Reproduce each line of the data below without any alteration, omitting the pictures from your answer.

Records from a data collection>
───
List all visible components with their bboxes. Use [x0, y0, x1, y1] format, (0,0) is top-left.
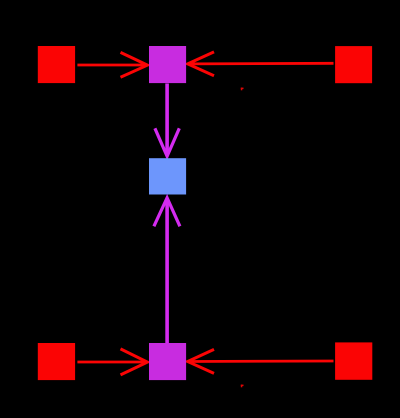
node TL (red square, top-left): [38, 46, 75, 83]
arrowhead open V at TC left: [121, 52, 148, 77]
wire edge TL to TC (red shaft): [77, 64, 146, 67]
arrowhead open V at C bottom: [154, 198, 180, 227]
arrowhead open V at C top: [155, 128, 179, 156]
arrowhead open V at BC left: [121, 349, 148, 375]
node BL (red square, bottom-left): [38, 343, 75, 380]
wire edge BL to BC (red shaft): [77, 361, 146, 364]
arrowhead open V at TC right: [188, 52, 214, 76]
wire edge TC to C (magenta shaft, downward): [165, 84, 169, 155]
node BC (magenta square, bottom-center): [149, 343, 186, 380]
arrowhead open V at BC right: [188, 349, 214, 373]
node C (blue square, center): [149, 158, 186, 194]
node BR (red square, bottom-right): [335, 342, 372, 379]
wire edge BR to BC (red shaft): [189, 360, 334, 363]
tiny red label mark near TC: [241, 88, 244, 91]
node TC (magenta square, top-center): [149, 46, 186, 83]
node TR (red square, top-right): [335, 46, 372, 83]
wire edge BC to C (magenta shaft, upward): [165, 200, 169, 343]
tiny red label mark near BC: [241, 385, 244, 388]
wire edge TR to TC (red shaft): [189, 62, 334, 65]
───
RESPONSE>
List all visible components with their bboxes. Use [x0, y0, x1, y1] format, (0,0) is top-left.
node TL (red square, top-left): [38, 46, 75, 83]
arrowhead open V at TC left: [121, 52, 148, 77]
wire edge TL to TC (red shaft): [77, 64, 146, 67]
arrowhead open V at C bottom: [154, 198, 180, 227]
arrowhead open V at C top: [155, 128, 179, 156]
arrowhead open V at BC left: [121, 349, 148, 375]
node BL (red square, bottom-left): [38, 343, 75, 380]
wire edge BL to BC (red shaft): [77, 361, 146, 364]
arrowhead open V at TC right: [188, 52, 214, 76]
wire edge TC to C (magenta shaft, downward): [165, 84, 169, 155]
node BC (magenta square, bottom-center): [149, 343, 186, 380]
arrowhead open V at BC right: [188, 349, 214, 373]
node C (blue square, center): [149, 158, 186, 194]
node BR (red square, bottom-right): [335, 342, 372, 379]
wire edge BR to BC (red shaft): [189, 360, 334, 363]
tiny red label mark near TC: [241, 88, 244, 91]
node TC (magenta square, top-center): [149, 46, 186, 83]
node TR (red square, top-right): [335, 46, 372, 83]
wire edge BC to C (magenta shaft, upward): [165, 200, 169, 343]
tiny red label mark near BC: [241, 385, 244, 388]
wire edge TR to TC (red shaft): [189, 62, 334, 65]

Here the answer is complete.